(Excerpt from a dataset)
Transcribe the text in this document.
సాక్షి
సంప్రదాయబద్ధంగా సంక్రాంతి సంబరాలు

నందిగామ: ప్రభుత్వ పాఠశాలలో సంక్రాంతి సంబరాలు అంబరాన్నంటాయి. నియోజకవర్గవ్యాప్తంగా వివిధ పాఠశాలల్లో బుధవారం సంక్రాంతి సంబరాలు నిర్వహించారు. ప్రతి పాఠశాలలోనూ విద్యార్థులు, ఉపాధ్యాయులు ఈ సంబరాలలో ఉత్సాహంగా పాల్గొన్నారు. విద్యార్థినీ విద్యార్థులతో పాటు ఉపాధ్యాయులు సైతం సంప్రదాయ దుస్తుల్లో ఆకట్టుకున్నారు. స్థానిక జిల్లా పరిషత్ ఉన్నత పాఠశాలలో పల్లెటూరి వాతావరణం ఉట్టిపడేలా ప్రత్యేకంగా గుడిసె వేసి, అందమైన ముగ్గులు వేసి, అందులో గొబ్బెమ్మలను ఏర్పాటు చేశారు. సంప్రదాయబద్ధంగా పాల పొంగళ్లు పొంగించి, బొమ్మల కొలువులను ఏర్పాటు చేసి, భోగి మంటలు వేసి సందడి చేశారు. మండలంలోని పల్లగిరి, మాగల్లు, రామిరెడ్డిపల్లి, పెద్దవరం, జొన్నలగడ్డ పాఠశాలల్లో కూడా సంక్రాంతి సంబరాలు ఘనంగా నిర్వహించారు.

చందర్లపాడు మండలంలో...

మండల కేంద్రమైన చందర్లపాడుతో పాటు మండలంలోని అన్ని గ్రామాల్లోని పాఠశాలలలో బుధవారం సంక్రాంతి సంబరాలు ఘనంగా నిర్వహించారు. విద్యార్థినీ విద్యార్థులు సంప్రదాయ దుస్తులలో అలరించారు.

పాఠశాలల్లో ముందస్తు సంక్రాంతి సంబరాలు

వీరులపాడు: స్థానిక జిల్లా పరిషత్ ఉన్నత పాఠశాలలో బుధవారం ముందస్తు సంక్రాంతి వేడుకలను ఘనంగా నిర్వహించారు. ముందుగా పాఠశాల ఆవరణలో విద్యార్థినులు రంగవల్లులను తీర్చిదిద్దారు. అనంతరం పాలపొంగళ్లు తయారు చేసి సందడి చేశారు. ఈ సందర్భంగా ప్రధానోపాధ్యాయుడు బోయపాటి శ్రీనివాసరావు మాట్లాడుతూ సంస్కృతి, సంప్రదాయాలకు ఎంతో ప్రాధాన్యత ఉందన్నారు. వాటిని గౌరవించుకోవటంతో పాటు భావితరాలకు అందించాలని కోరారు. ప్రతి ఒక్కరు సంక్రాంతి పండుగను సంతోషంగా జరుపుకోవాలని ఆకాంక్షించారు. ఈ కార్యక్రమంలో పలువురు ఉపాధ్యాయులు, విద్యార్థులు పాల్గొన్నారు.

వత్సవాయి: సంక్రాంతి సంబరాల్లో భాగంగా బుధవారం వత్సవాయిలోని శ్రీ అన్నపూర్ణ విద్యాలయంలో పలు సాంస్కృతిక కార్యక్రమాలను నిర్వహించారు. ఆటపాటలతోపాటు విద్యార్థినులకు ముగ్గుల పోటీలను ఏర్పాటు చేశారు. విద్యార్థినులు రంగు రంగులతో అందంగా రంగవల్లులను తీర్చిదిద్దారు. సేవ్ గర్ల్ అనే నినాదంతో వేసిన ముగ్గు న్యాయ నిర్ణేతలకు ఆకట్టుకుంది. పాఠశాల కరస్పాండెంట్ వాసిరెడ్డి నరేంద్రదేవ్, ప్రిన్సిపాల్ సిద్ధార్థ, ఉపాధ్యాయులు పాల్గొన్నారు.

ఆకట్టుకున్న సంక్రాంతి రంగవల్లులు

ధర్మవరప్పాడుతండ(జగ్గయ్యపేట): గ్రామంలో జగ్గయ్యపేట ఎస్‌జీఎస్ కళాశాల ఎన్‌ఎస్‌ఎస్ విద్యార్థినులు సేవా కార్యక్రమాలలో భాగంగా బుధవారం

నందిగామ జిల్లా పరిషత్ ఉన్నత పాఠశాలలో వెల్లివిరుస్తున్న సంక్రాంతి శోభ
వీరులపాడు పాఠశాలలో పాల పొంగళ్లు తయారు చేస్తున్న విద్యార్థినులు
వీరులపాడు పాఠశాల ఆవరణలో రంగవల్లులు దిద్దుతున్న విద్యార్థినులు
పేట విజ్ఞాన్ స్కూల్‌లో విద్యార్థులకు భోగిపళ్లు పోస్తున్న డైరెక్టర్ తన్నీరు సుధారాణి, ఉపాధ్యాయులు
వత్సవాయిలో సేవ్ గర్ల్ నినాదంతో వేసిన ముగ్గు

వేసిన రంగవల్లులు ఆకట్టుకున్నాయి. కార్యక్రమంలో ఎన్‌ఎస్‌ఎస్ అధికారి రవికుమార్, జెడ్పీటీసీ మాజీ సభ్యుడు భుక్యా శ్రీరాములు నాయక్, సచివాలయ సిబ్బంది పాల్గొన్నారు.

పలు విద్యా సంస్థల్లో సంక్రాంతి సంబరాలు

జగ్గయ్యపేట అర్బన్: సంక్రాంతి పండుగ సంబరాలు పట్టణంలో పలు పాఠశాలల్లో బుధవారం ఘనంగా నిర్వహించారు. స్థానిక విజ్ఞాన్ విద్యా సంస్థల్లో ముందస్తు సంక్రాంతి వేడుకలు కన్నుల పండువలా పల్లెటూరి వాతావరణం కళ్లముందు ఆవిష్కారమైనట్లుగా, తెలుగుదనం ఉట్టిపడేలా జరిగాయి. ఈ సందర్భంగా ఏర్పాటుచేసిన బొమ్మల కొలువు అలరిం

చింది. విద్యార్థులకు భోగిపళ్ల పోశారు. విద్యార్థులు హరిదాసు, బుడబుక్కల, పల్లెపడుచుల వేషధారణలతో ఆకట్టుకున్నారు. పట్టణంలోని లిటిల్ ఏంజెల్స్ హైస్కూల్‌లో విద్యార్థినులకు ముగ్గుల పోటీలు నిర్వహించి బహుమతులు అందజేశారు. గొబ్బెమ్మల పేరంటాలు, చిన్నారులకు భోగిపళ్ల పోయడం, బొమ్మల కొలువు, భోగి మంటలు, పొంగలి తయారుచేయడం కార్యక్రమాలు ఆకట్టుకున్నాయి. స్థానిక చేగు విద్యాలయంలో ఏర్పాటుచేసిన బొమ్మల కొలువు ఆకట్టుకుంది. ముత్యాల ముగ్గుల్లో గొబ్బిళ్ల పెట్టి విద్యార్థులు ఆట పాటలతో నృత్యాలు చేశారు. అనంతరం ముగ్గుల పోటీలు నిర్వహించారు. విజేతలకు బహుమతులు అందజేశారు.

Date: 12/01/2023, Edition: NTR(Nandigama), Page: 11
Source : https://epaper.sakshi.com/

Goal →
Give an exact copy of all the data shown above.

Exercise output →
Transcribe the text in this document.
సాక్షి
సంప్రదాయబద్ధంగా సంక్రాంతి సంబరాలు

నందిగామ: ప్రభుత్వ పాఠశాలలో సంక్రాంతి సంబరాలు అంబరాన్నంటాయి. నియోజకవర్గవ్యాప్తంగా వివిధ పాఠశాలల్లో బుధవారం సంక్రాంతి సంబరాలు నిర్వహించారు. ప్రతి పాఠశాలలోనూ విద్యార్థులు, ఉపాధ్యాయులు ఈ సంబరాలలో ఉత్సాహంగా పాల్గొన్నారు. విద్యార్థినీ విద్యార్థులతో పాటు ఉపాధ్యాయులు సైతం సంప్రదాయ దుస్తుల్లో ఆకట్టుకున్నారు. స్థానిక జిల్లా పరిషత్ ఉన్నత పాఠశాలలో పల్లెటూరి వాతావరణం ఉట్టిపడేలా ప్రత్యేకంగా గుడిసె వేసి, అందమైన ముగ్గులు వేసి, అందులో గొబ్బెమ్మలను ఏర్పాటు చేశారు. సంప్రదాయబద్ధంగా పాల పొంగళ్లు పొంగించి, బొమ్మల కొలువులను ఏర్పాటు చేసి, భోగి మంటలు వేసి సందడి చేశారు. మండలంలోని పల్లగిరి, మాగల్లు, రామిరెడ్డిపల్లి, పెద్దవరం, జొన్నలగడ్డ పాఠశాలల్లో కూడా సంక్రాంతి సంబరాలు ఘనంగా నిర్వహించారు.

చందర్లపాడు మండలంలో...

మండల కేంద్రమైన చందర్లపాడుతో పాటు మండలంలోని అన్ని గ్రామాల్లోని పాఠశాలలలో బుధవారం సంక్రాంతి సంబరాలు ఘనంగా నిర్వహించారు. విద్యార్థినీ విద్యార్థులు సంప్రదాయ దుస్తులలో అలరించారు.

పాఠశాలల్లో ముందస్తు సంక్రాంతి సంబరాలు

వీరులపాడు: స్థానిక జిల్లా పరిషత్ ఉన్నత పాఠశాలలో బుధవారం ముందస్తు సంక్రాంతి వేడుకలను ఘనంగా నిర్వహించారు. ముందుగా పాఠశాల ఆవరణలో విద్యార్థినులు రంగవల్లులను తీర్చిదిద్దారు. అనంతరం పాలపొంగళ్లు తయారు చేసి సందడి చేశారు. ఈ సందర్భంగా ప్రధానోపాధ్యాయుడు బోయపాటి శ్రీనివాసరావు మాట్లాడుతూ సంస్కృతి, సంప్రదాయాలకు ఎంతో ప్రాధాన్యత ఉందన్నారు. వాటిని గౌరవించుకోవటంతో పాటు భావితరాలకు అందించాలని కోరారు. ప్రతి ఒక్కరు సంక్రాంతి పండుగను సంతోషంగా జరుపుకోవాలని ఆకాంక్షించారు. ఈ కార్యక్రమంలో పలువురు ఉపాధ్యాయులు, విద్యార్థులు పాల్గొన్నారు.

వత్సవాయి: సంక్రాంతి సంబరాల్లో భాగంగా బుధవారం వత్సవాయిలోని శ్రీ అన్నపూర్ణ విద్యాలయంలో పలు సాంస్కృతిక కార్యక్రమాలను నిర్వహించారు. ఆటపాటలతోపాటు విద్యార్థినులకు ముగ్గుల పోటీలను ఏర్పాటు చేశారు. విద్యార్థినులు రంగు రంగులతో అందంగా రంగవల్లులను తీర్చిదిద్దారు. సేవ్ గర్ల్ అనే నినాదంతో వేసిన ముగ్గు న్యాయ నిర్ణేతలకు ఆకట్టుకుంది. పాఠశాల కరస్పాండెంట్ వాసిరెడ్డి నరేంద్రదేవ్, ప్రిన్సిపాల్ సిద్ధార్థ, ఉపాధ్యాయులు పాల్గొన్నారు.

ఆకట్టుకున్న సంక్రాంతి రంగవల్లులు

ధర్మవరప్పాడుతండ(జగ్గయ్యపేట): గ్రామంలో జగ్గయ్యపేట ఎస్‌జీఎస్ కళాశాల ఎన్‌ఎస్‌ఎస్ విద్యార్థినులు సేవా కార్యక్రమాలలో భాగంగా బుధవారం

నందిగామ జిల్లా పరిషత్ ఉన్నత పాఠశాలలో వెల్లివిరుస్తున్న సంక్రాంతి శోభ
వీరులపాడు పాఠశాలలో పాల పొంగళ్లు తయారు చేస్తున్న విద్యార్థినులు
వీరులపాడు పాఠశాల ఆవరణలో రంగవల్లులు దిద్దుతున్న విద్యార్థినులు
పేట విజ్ఞాన్ స్కూల్‌లో విద్యార్థులకు భోగిపళ్లు పోస్తున్న డైరెక్టర్ తన్నీరు సుధారాణి, ఉపాధ్యాయులు
వత్సవాయిలో సేవ్ గర్ల్ నినాదంతో వేసిన ముగ్గు

వేసిన రంగవల్లులు ఆకట్టుకున్నాయి. కార్యక్రమంలో ఎన్‌ఎస్‌ఎస్ అధికారి రవికుమార్, జెడ్పీటీసీ మాజీ సభ్యుడు భుక్యా శ్రీరాములు నాయక్, సచివాలయ సిబ్బంది పాల్గొన్నారు.

పలు విద్యా సంస్థల్లో సంక్రాంతి సంబరాలు

జగ్గయ్యపేట అర్బన్: సంక్రాంతి పండుగ సంబరాలు పట్టణంలో పలు పాఠశాలల్లో బుధవారం ఘనంగా నిర్వహించారు. స్థానిక విజ్ఞాన్ విద్యా సంస్థల్లో ముందస్తు సంక్రాంతి వేడుకలు కన్నుల పండువలా పల్లెటూరి వాతావరణం కళ్లముందు ఆవిష్కారమైనట్లుగా, తెలుగుదనం ఉట్టిపడేలా జరిగాయి. ఈ సందర్భంగా ఏర్పాటుచేసిన బొమ్మల కొలువు అలరిం

చింది. విద్యార్థులకు భోగిపళ్ల పోశారు. విద్యార్థులు హరిదాసు, బుడబుక్కల, పల్లెపడుచుల వేషధారణలతో ఆకట్టుకున్నారు. పట్టణంలోని లిటిల్ ఏంజెల్స్ హైస్కూల్‌లో విద్యార్థినులకు ముగ్గుల పోటీలు నిర్వహించి బహుమతులు అందజేశారు. గొబ్బెమ్మల పేరంటాలు, చిన్నారులకు భోగిపళ్ల పోయడం, బొమ్మల కొలువు, భోగి మంటలు, పొంగలి తయారుచేయడం కార్యక్రమాలు ఆకట్టుకున్నాయి. స్థానిక చేగు విద్యాలయంలో ఏర్పాటుచేసిన బొమ్మల కొలువు ఆకట్టుకుంది. ముత్యాల ముగ్గుల్లో గొబ్బిళ్ల పెట్టి విద్యార్థులు ఆట పాటలతో నృత్యాలు చేశారు. అనంతరం ముగ్గుల పోటీలు నిర్వహించారు. విజేతలకు బహుమతులు అందజేశారు.

Date: 12/01/2023, Edition: NTR(Nandigama), Page: 11
Source : https://epaper.sakshi.com/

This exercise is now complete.